= Dataset records =
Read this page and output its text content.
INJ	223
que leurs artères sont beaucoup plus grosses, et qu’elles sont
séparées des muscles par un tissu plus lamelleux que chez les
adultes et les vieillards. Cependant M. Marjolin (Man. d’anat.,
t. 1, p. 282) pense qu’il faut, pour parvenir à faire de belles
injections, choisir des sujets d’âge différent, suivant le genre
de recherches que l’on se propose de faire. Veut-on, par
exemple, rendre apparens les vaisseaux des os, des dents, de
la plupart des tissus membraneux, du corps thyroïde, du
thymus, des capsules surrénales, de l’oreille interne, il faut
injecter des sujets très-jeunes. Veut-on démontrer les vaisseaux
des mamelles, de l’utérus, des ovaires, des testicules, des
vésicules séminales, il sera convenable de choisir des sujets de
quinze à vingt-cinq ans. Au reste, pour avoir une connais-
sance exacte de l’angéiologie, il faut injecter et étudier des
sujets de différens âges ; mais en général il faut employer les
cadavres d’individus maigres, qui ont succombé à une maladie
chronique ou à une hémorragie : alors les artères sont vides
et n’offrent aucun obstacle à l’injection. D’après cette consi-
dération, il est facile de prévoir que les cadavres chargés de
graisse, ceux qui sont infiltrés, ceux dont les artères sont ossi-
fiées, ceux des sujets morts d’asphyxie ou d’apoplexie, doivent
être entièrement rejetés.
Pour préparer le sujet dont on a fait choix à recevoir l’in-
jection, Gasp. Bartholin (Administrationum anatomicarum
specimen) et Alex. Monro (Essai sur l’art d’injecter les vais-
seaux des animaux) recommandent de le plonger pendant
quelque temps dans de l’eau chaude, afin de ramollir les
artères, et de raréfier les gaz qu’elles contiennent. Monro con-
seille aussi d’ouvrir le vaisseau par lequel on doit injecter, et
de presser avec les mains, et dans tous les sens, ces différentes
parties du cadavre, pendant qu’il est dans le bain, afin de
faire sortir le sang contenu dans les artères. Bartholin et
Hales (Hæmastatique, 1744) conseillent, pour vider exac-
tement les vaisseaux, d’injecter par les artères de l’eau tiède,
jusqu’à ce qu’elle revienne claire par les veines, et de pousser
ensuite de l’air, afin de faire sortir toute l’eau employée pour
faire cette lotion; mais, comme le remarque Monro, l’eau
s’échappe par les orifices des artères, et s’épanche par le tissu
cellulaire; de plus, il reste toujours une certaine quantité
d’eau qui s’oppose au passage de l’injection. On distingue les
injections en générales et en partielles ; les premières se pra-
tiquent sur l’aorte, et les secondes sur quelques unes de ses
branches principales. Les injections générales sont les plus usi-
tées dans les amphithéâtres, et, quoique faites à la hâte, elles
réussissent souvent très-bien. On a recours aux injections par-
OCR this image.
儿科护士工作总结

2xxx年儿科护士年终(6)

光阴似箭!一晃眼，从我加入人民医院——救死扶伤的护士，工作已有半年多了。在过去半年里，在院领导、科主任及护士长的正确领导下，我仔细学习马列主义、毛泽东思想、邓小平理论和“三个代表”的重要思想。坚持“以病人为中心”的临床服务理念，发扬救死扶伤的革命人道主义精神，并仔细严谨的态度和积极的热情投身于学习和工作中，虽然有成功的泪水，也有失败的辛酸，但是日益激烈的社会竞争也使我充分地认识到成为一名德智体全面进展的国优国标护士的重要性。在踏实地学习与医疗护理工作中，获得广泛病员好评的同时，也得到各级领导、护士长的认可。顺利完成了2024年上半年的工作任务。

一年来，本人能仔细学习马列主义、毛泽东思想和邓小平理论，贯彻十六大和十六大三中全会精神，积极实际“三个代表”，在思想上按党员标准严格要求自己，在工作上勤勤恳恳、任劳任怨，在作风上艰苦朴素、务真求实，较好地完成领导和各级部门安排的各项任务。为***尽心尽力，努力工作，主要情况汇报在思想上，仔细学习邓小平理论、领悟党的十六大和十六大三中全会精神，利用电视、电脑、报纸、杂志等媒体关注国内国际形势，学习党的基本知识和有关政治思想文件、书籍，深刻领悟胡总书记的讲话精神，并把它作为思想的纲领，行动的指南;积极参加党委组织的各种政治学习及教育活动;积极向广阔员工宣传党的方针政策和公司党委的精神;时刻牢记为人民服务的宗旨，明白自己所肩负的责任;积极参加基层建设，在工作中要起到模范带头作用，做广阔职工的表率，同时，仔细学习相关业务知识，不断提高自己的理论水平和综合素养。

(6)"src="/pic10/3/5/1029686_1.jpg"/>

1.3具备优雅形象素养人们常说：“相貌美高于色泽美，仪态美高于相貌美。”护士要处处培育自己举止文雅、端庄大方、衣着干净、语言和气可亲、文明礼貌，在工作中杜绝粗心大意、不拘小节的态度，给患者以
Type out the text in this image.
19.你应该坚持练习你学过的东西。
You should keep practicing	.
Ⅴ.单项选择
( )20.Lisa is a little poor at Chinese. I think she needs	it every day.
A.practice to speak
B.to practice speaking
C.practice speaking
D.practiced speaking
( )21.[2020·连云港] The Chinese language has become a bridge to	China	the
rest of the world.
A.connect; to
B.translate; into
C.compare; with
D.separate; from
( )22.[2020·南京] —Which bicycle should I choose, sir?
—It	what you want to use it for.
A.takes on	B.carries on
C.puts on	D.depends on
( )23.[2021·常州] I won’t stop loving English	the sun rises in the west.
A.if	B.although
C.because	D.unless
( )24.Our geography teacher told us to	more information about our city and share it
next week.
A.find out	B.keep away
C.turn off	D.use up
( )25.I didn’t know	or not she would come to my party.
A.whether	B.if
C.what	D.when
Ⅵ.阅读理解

= Given request =
Every entry must be retyped in full, exactly as given.

= Response to the task =
Read this page and output its text content.
INJ	223
que leurs artères sont beaucoup plus grosses, et qu’elles sont
séparées des muscles par un tissu plus lamelleux que chez les
adultes et les vieillards. Cependant M. Marjolin (Man. d’anat.,
t. 1, p. 282) pense qu’il faut, pour parvenir à faire de belles
injections, choisir des sujets d’âge différent, suivant le genre
de recherches que l’on se propose de faire. Veut-on, par
exemple, rendre apparens les vaisseaux des os, des dents, de
la plupart des tissus membraneux, du corps thyroïde, du
thymus, des capsules surrénales, de l’oreille interne, il faut
injecter des sujets très-jeunes. Veut-on démontrer les vaisseaux
des mamelles, de l’utérus, des ovaires, des testicules, des
vésicules séminales, il sera convenable de choisir des sujets de
quinze à vingt-cinq ans. Au reste, pour avoir une connais-
sance exacte de l’angéiologie, il faut injecter et étudier des
sujets de différens âges ; mais en général il faut employer les
cadavres d’individus maigres, qui ont succombé à une maladie
chronique ou à une hémorragie : alors les artères sont vides
et n’offrent aucun obstacle à l’injection. D’après cette consi-
dération, il est facile de prévoir que les cadavres chargés de
graisse, ceux qui sont infiltrés, ceux dont les artères sont ossi-
fiées, ceux des sujets morts d’asphyxie ou d’apoplexie, doivent
être entièrement rejetés.
Pour préparer le sujet dont on a fait choix à recevoir l’in-
jection, Gasp. Bartholin (Administrationum anatomicarum
specimen) et Alex. Monro (Essai sur l’art d’injecter les vais-
seaux des animaux) recommandent de le plonger pendant
quelque temps dans de l’eau chaude, afin de ramollir les
artères, et de raréfier les gaz qu’elles contiennent. Monro con-
seille aussi d’ouvrir le vaisseau par lequel on doit injecter, et
de presser avec les mains, et dans tous les sens, ces différentes
parties du cadavre, pendant qu’il est dans le bain, afin de
faire sortir le sang contenu dans les artères. Bartholin et
Hales (Hæmastatique, 1744) conseillent, pour vider exac-
tement les vaisseaux, d’injecter par les artères de l’eau tiède,
jusqu’à ce qu’elle revienne claire par les veines, et de pousser
ensuite de l’air, afin de faire sortir toute l’eau employée pour
faire cette lotion; mais, comme le remarque Monro, l’eau
s’échappe par les orifices des artères, et s’épanche par le tissu
cellulaire; de plus, il reste toujours une certaine quantité
d’eau qui s’oppose au passage de l’injection. On distingue les
injections en générales et en partielles ; les premières se pra-
tiquent sur l’aorte, et les secondes sur quelques unes de ses
branches principales. Les injections générales sont les plus usi-
tées dans les amphithéâtres, et, quoique faites à la hâte, elles
réussissent souvent très-bien. On a recours aux injections par-
OCR this image.
儿科护士工作总结

2xxx年儿科护士年终(6)

光阴似箭!一晃眼，从我加入人民医院——救死扶伤的护士，工作已有半年多了。在过去半年里，在院领导、科主任及护士长的正确领导下，我仔细学习马列主义、毛泽东思想、邓小平理论和“三个代表”的重要思想。坚持“以病人为中心”的临床服务理念，发扬救死扶伤的革命人道主义精神，并仔细严谨的态度和积极的热情投身于学习和工作中，虽然有成功的泪水，也有失败的辛酸，但是日益激烈的社会竞争也使我充分地认识到成为一名德智体全面进展的国优国标护士的重要性。在踏实地学习与医疗护理工作中，获得广泛病员好评的同时，也得到各级领导、护士长的认可。顺利完成了2024年上半年的工作任务。

一年来，本人能仔细学习马列主义、毛泽东思想和邓小平理论，贯彻十六大和十六大三中全会精神，积极实际“三个代表”，在思想上按党员标准严格要求自己，在工作上勤勤恳恳、任劳任怨，在作风上艰苦朴素、务真求实，较好地完成领导和各级部门安排的各项任务。为***尽心尽力，努力工作，主要情况汇报在思想上，仔细学习邓小平理论、领悟党的十六大和十六大三中全会精神，利用电视、电脑、报纸、杂志等媒体关注国内国际形势，学习党的基本知识和有关政治思想文件、书籍，深刻领悟胡总书记的讲话精神，并把它作为思想的纲领，行动的指南;积极参加党委组织的各种政治学习及教育活动;积极向广阔员工宣传党的方针政策和公司党委的精神;时刻牢记为人民服务的宗旨，明白自己所肩负的责任;积极参加基层建设，在工作中要起到模范带头作用，做广阔职工的表率，同时，仔细学习相关业务知识，不断提高自己的理论水平和综合素养。

(6)"src="/pic10/3/5/1029686_1.jpg"/>

1.3具备优雅形象素养人们常说：“相貌美高于色泽美，仪态美高于相貌美。”护士要处处培育自己举止文雅、端庄大方、衣着干净、语言和气可亲、文明礼貌，在工作中杜绝粗心大意、不拘小节的态度，给患者以
Type out the text in this image.
19.你应该坚持练习你学过的东西。
You should keep practicing	.
Ⅴ.单项选择
( )20.Lisa is a little poor at Chinese. I think she needs	it every day.
A.practice to speak
B.to practice speaking
C.practice speaking
D.practiced speaking
( )21.[2020·连云港] The Chinese language has become a bridge to	China	the
rest of the world.
A.connect; to
B.translate; into
C.compare; with
D.separate; from
( )22.[2020·南京] —Which bicycle should I choose, sir?
—It	what you want to use it for.
A.takes on	B.carries on
C.puts on	D.depends on
( )23.[2021·常州] I won’t stop loving English	the sun rises in the west.
A.if	B.although
C.because	D.unless
( )24.Our geography teacher told us to	more information about our city and share it
next week.
A.find out	B.keep away
C.turn off	D.use up
( )25.I didn’t know	or not she would come to my party.
A.whether	B.if
C.what	D.when
Ⅵ.阅读理解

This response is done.